* **Your objective**: Report the count of lines containing the word "限制上传文件类型" in the entries below, and nothing more.

>> Begin Supplied data

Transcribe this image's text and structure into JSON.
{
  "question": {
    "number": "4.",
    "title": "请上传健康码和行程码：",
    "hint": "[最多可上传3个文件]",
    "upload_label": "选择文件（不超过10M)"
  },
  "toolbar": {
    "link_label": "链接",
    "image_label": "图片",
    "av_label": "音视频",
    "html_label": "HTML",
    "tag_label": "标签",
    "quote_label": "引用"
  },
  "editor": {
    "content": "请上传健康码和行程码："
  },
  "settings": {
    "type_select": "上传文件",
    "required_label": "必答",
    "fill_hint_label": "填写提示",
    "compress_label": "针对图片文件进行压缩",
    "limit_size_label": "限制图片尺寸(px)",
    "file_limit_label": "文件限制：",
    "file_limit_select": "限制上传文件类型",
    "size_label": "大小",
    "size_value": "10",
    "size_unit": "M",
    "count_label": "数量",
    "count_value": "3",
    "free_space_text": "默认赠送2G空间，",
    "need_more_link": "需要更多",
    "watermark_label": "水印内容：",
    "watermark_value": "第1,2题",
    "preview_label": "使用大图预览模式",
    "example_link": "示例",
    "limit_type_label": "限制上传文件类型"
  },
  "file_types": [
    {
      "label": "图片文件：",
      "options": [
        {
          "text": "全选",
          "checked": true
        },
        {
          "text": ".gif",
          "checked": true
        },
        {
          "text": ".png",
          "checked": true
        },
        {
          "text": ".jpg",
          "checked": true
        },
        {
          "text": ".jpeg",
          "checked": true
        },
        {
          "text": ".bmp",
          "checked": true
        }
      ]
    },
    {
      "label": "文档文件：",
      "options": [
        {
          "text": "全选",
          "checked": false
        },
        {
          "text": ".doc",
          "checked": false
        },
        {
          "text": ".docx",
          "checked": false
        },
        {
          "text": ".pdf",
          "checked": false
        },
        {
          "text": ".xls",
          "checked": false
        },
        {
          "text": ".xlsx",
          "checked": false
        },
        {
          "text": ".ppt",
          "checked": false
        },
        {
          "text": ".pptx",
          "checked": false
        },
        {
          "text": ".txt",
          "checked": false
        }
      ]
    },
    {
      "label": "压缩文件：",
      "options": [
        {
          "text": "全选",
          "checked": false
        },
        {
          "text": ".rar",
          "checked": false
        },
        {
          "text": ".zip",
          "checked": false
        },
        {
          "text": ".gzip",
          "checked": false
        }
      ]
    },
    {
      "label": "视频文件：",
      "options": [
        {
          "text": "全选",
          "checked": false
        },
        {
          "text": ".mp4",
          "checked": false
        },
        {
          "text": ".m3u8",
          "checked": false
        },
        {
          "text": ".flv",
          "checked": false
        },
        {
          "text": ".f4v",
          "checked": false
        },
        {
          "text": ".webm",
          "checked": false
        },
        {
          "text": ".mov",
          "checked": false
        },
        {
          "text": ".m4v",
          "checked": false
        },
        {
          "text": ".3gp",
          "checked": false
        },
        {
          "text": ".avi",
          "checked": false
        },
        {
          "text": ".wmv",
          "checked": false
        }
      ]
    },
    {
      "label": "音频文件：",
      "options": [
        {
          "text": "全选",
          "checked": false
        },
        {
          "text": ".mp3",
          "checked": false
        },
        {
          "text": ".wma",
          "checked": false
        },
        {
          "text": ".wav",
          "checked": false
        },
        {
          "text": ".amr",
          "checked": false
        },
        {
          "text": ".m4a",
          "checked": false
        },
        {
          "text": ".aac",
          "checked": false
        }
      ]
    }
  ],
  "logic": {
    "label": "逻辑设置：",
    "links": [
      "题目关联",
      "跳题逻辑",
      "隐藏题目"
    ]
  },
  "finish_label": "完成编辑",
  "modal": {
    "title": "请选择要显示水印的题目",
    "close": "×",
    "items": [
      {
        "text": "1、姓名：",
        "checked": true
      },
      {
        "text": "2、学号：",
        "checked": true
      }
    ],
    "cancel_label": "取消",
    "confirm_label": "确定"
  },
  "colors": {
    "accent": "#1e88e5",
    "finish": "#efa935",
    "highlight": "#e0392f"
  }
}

>> End Supplied data

* **Complete answer**: 2